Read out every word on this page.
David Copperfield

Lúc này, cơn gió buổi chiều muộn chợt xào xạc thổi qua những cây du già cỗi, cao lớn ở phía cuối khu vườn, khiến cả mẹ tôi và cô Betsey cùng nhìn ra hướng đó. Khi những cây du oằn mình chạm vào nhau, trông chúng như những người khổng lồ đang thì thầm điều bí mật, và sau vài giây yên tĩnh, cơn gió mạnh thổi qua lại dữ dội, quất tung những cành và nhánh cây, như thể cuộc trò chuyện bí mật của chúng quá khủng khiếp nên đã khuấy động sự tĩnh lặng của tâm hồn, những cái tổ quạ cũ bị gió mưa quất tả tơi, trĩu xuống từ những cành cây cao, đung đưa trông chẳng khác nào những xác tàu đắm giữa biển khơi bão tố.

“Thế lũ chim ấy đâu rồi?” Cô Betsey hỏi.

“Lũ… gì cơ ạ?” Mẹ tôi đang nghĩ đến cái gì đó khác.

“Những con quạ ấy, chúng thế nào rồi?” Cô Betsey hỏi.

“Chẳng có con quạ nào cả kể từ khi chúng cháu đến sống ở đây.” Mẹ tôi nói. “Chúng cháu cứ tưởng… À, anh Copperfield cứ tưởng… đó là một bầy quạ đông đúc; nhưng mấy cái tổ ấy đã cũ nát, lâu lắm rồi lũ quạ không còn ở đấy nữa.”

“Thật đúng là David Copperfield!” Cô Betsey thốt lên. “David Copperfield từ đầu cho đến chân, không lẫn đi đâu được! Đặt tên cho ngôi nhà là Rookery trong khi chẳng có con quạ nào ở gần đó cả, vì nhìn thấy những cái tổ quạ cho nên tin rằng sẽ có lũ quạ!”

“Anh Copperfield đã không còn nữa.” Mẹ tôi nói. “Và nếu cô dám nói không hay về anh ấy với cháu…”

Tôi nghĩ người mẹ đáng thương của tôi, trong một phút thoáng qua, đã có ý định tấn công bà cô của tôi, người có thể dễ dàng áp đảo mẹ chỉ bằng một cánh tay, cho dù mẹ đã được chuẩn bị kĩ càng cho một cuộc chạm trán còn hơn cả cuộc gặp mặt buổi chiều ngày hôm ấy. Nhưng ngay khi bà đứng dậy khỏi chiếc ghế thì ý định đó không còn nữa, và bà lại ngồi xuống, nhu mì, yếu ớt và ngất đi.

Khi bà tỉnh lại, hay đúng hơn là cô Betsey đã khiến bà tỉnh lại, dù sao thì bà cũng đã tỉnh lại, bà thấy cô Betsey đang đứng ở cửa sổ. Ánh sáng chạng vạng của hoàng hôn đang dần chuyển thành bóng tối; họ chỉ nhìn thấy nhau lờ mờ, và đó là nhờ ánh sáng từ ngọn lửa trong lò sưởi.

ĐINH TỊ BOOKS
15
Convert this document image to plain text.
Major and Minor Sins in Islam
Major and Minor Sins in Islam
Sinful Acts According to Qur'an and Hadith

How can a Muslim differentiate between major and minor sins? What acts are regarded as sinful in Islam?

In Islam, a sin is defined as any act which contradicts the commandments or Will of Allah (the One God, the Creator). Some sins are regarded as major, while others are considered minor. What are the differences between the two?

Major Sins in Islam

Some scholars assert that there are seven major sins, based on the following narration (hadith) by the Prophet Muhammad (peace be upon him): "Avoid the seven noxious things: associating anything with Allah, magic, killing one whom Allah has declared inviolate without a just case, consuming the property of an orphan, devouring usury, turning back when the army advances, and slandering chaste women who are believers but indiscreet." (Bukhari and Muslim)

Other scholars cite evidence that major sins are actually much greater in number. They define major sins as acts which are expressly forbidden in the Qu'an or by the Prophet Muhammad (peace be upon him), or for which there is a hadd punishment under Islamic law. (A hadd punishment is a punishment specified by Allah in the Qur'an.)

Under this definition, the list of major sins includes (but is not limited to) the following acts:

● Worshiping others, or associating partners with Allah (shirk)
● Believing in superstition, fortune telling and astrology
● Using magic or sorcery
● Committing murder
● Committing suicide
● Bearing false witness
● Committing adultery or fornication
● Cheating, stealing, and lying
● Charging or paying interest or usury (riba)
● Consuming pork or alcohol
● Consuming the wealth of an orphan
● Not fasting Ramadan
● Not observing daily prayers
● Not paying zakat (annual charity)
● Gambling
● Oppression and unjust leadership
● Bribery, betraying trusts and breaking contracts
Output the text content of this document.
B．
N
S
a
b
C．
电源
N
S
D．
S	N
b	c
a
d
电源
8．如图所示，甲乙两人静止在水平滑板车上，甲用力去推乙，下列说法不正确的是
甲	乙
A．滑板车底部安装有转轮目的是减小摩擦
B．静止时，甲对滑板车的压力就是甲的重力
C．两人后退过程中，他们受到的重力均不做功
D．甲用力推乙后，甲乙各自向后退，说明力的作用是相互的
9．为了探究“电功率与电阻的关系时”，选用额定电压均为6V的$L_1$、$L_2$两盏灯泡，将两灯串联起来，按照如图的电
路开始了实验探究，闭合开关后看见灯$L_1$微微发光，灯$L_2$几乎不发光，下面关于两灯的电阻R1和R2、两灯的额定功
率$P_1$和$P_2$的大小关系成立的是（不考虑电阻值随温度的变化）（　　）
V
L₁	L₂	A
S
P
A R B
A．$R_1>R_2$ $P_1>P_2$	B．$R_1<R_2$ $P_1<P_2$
--------
> _Aim of the task_:
Identify which lines contain the word "khác" and copy each one.

> _Output of the task_:
Lúc này, cơn gió buổi chiều muộn chợt xào xạc thổi qua những cây du già cỗi, cao lớn ở phía cuối khu vườn, khiến cả mẹ tôi và cô Betsey cùng nhìn ra hướng đó. Khi những cây du oằn mình chạm vào nhau, trông chúng như những người khổng lồ đang thì thầm điều bí mật, và sau vài giây yên tĩnh, cơn gió mạnh thổi qua lại dữ dội, quất tung những cành và nhánh cây, như thể cuộc trò chuyện bí mật của chúng quá khủng khiếp nên đã khuấy động sự tĩnh lặng của tâm hồn, những cái tổ quạ cũ bị gió mưa quất tả tơi, trĩu xuống từ những cành cây cao, đung đưa trông chẳng khác nào những xác tàu đắm giữa biển khơi bão tố.
“Lũ… gì cơ ạ?” Mẹ tôi đang nghĩ đến cái gì đó khác.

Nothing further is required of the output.